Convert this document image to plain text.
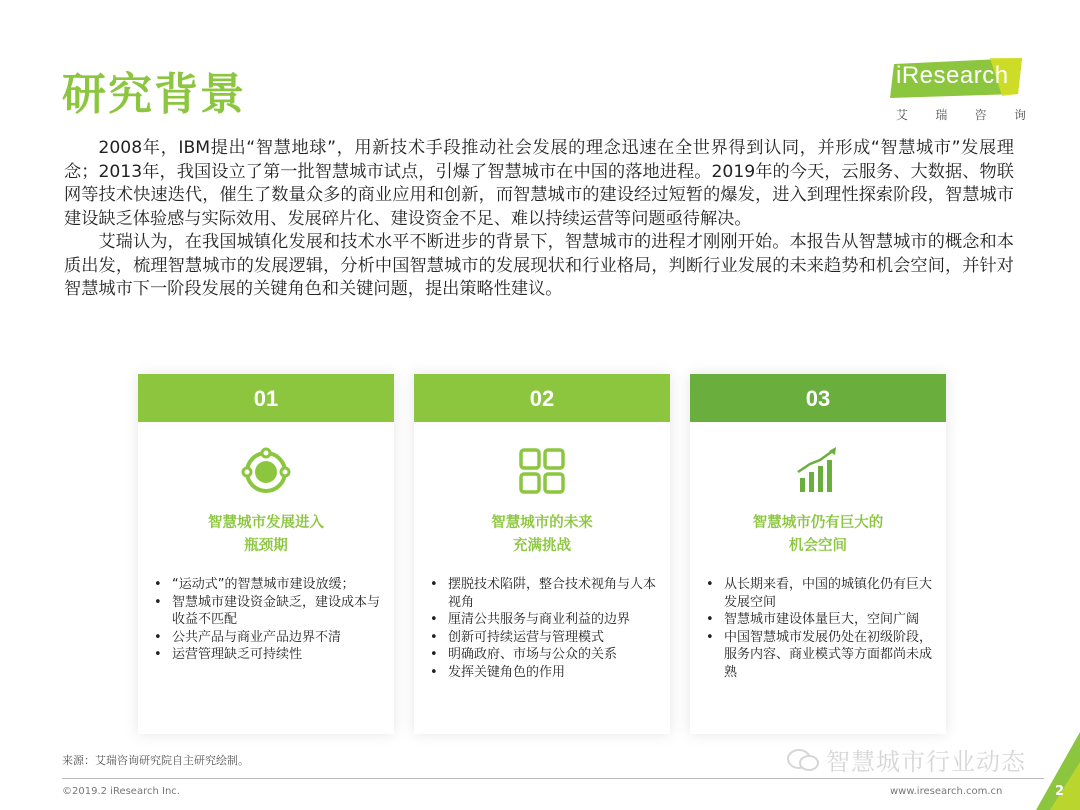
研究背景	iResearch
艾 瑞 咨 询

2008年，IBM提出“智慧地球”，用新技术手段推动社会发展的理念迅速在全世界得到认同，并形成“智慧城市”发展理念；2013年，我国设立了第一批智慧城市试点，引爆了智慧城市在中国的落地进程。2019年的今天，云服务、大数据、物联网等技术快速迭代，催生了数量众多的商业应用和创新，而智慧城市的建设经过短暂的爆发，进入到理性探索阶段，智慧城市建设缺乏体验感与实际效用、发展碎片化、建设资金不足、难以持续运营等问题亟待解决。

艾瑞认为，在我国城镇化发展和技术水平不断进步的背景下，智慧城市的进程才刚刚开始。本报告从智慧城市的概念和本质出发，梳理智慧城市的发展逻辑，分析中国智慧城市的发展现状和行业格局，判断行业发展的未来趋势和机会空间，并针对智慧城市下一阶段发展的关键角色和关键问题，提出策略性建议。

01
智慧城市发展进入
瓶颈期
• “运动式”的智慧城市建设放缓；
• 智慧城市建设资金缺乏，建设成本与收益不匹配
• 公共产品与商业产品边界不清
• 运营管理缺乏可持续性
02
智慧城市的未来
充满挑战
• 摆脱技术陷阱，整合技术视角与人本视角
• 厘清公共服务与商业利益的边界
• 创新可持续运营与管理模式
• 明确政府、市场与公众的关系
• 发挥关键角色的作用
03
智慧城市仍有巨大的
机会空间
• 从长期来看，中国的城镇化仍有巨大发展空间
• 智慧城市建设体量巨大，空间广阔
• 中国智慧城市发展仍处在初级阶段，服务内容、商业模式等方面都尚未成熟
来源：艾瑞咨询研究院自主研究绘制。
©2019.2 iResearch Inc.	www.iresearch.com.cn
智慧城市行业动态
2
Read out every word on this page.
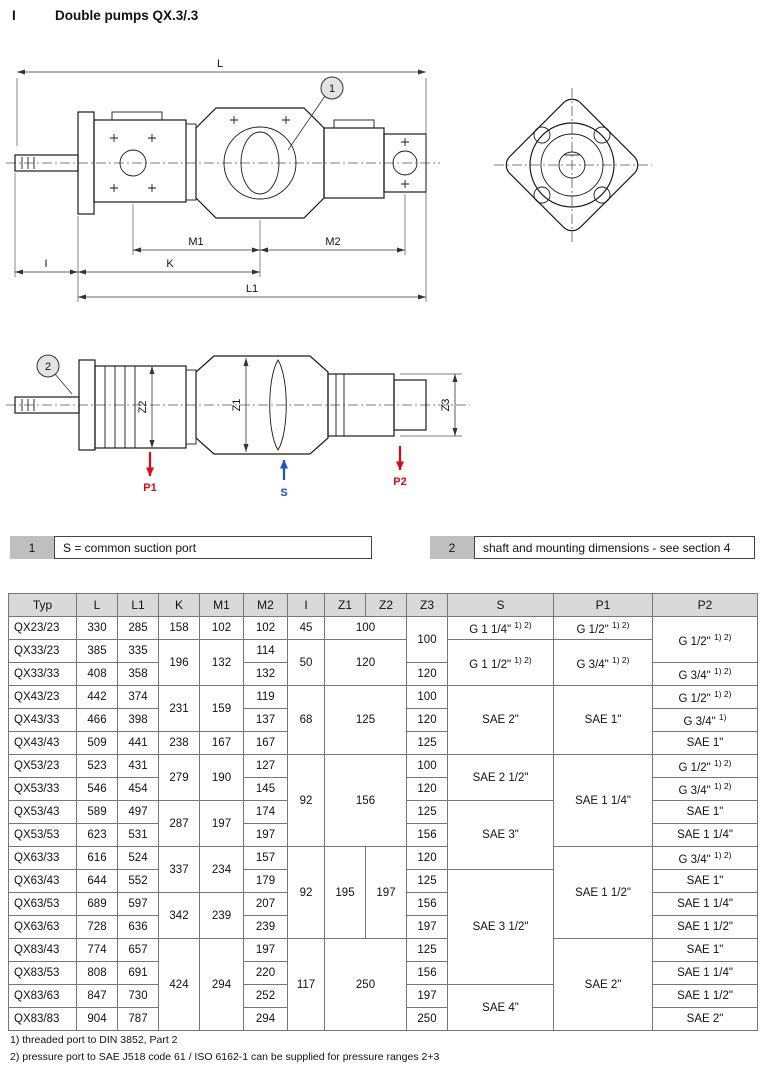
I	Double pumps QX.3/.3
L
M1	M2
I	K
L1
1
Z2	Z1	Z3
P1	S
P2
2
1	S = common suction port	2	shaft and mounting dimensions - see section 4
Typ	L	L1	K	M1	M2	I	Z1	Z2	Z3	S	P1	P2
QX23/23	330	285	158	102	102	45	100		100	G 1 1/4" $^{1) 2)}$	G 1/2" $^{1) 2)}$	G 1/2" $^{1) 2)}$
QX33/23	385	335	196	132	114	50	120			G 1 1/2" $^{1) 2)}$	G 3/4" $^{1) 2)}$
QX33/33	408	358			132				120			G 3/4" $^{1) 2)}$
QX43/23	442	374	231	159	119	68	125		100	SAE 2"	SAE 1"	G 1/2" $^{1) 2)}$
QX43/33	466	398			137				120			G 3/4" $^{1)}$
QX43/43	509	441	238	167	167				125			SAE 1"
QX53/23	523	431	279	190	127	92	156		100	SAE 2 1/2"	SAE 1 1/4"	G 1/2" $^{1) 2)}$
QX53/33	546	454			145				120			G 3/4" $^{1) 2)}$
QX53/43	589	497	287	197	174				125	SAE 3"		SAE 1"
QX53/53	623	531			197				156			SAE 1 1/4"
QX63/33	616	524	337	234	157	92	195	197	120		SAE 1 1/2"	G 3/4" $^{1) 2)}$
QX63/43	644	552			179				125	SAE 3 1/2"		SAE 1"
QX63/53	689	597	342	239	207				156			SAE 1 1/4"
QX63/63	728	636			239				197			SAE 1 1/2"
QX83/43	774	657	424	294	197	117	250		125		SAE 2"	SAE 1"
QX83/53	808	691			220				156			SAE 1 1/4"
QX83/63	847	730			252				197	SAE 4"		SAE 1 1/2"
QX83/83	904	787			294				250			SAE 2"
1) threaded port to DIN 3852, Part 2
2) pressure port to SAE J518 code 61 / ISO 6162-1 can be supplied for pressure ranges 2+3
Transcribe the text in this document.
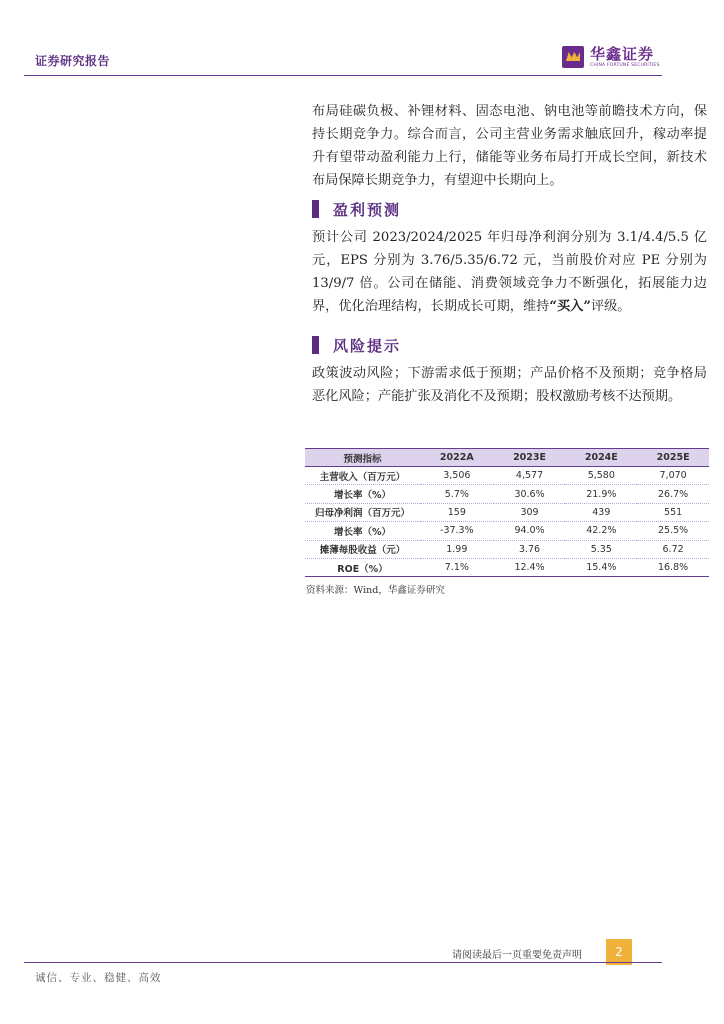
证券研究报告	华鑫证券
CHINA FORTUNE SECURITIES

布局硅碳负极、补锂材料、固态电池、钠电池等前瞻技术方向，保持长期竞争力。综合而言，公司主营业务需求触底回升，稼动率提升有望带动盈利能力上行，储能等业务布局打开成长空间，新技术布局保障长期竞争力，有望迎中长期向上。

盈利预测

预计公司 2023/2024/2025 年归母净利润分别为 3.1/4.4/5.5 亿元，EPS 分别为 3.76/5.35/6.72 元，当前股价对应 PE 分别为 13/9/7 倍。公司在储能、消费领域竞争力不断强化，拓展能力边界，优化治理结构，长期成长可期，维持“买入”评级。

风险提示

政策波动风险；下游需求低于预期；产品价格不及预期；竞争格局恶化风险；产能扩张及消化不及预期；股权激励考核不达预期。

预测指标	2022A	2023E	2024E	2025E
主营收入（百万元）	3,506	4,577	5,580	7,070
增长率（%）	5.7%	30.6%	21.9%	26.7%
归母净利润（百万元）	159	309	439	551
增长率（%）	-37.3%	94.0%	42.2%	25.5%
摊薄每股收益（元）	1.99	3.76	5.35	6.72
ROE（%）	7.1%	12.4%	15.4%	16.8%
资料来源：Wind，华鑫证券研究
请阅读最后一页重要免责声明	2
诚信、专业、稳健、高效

_What the exercise asks_.
Replicate the material above verbatim; images stay out of the copy.

_Written response_.
Convert this document image to plain text.
研究背景	iResearch
艾 瑞 咨 询

2008年，IBM提出“智慧地球”，用新技术手段推动社会发展的理念迅速在全世界得到认同，并形成“智慧城市”发展理念；2013年，我国设立了第一批智慧城市试点，引爆了智慧城市在中国的落地进程。2019年的今天，云服务、大数据、物联网等技术快速迭代，催生了数量众多的商业应用和创新，而智慧城市的建设经过短暂的爆发，进入到理性探索阶段，智慧城市建设缺乏体验感与实际效用、发展碎片化、建设资金不足、难以持续运营等问题亟待解决。

艾瑞认为，在我国城镇化发展和技术水平不断进步的背景下，智慧城市的进程才刚刚开始。本报告从智慧城市的概念和本质出发，梳理智慧城市的发展逻辑，分析中国智慧城市的发展现状和行业格局，判断行业发展的未来趋势和机会空间，并针对智慧城市下一阶段发展的关键角色和关键问题，提出策略性建议。

01
智慧城市发展进入
瓶颈期
• “运动式”的智慧城市建设放缓；
• 智慧城市建设资金缺乏，建设成本与收益不匹配
• 公共产品与商业产品边界不清
• 运营管理缺乏可持续性
02
智慧城市的未来
充满挑战
• 摆脱技术陷阱，整合技术视角与人本视角
• 厘清公共服务与商业利益的边界
• 创新可持续运营与管理模式
• 明确政府、市场与公众的关系
• 发挥关键角色的作用
03
智慧城市仍有巨大的
机会空间
• 从长期来看，中国的城镇化仍有巨大发展空间
• 智慧城市建设体量巨大，空间广阔
• 中国智慧城市发展仍处在初级阶段，服务内容、商业模式等方面都尚未成熟
来源：艾瑞咨询研究院自主研究绘制。
©2019.2 iResearch Inc.	www.iresearch.com.cn
智慧城市行业动态
2
Read out every word on this page.
I	Double pumps QX.3/.3
L
M1	M2
I	K
L1
1
Z2	Z1	Z3
P1	S
P2
2
1	S = common suction port	2	shaft and mounting dimensions - see section 4
Typ	L	L1	K	M1	M2	I	Z1	Z2	Z3	S	P1	P2
QX23/23	330	285	158	102	102	45	100		100	G 1 1/4" $^{1) 2)}$	G 1/2" $^{1) 2)}$	G 1/2" $^{1) 2)}$
QX33/23	385	335	196	132	114	50	120			G 1 1/2" $^{1) 2)}$	G 3/4" $^{1) 2)}$
QX33/33	408	358			132				120			G 3/4" $^{1) 2)}$
QX43/23	442	374	231	159	119	68	125		100	SAE 2"	SAE 1"	G 1/2" $^{1) 2)}$
QX43/33	466	398			137				120			G 3/4" $^{1)}$
QX43/43	509	441	238	167	167				125			SAE 1"
QX53/23	523	431	279	190	127	92	156		100	SAE 2 1/2"	SAE 1 1/4"	G 1/2" $^{1) 2)}$
QX53/33	546	454			145				120			G 3/4" $^{1) 2)}$
QX53/43	589	497	287	197	174				125	SAE 3"		SAE 1"
QX53/53	623	531			197				156			SAE 1 1/4"
QX63/33	616	524	337	234	157	92	195	197	120		SAE 1 1/2"	G 3/4" $^{1) 2)}$
QX63/43	644	552			179				125	SAE 3 1/2"		SAE 1"
QX63/53	689	597	342	239	207				156			SAE 1 1/4"
QX63/63	728	636			239				197			SAE 1 1/2"
QX83/43	774	657	424	294	197	117	250		125		SAE 2"	SAE 1"
QX83/53	808	691			220				156			SAE 1 1/4"
QX83/63	847	730			252				197	SAE 4"		SAE 1 1/2"
QX83/83	904	787			294				250			SAE 2"
1) threaded port to DIN 3852, Part 2
2) pressure port to SAE J518 code 61 / ISO 6162-1 can be supplied for pressure ranges 2+3
Transcribe the text in this document.
证券研究报告	华鑫证券
CHINA FORTUNE SECURITIES

布局硅碳负极、补锂材料、固态电池、钠电池等前瞻技术方向，保持长期竞争力。综合而言，公司主营业务需求触底回升，稼动率提升有望带动盈利能力上行，储能等业务布局打开成长空间，新技术布局保障长期竞争力，有望迎中长期向上。

盈利预测

预计公司 2023/2024/2025 年归母净利润分别为 3.1/4.4/5.5 亿元，EPS 分别为 3.76/5.35/6.72 元，当前股价对应 PE 分别为 13/9/7 倍。公司在储能、消费领域竞争力不断强化，拓展能力边界，优化治理结构，长期成长可期，维持“买入”评级。

风险提示

政策波动风险；下游需求低于预期；产品价格不及预期；竞争格局恶化风险；产能扩张及消化不及预期；股权激励考核不达预期。

预测指标	2022A	2023E	2024E	2025E
主营收入（百万元）	3,506	4,577	5,580	7,070
增长率（%）	5.7%	30.6%	21.9%	26.7%
归母净利润（百万元）	159	309	439	551
增长率（%）	-37.3%	94.0%	42.2%	25.5%
摊薄每股收益（元）	1.99	3.76	5.35	6.72
ROE（%）	7.1%	12.4%	15.4%	16.8%
资料来源：Wind，华鑫证券研究
请阅读最后一页重要免责声明	2
诚信、专业、稳健、高效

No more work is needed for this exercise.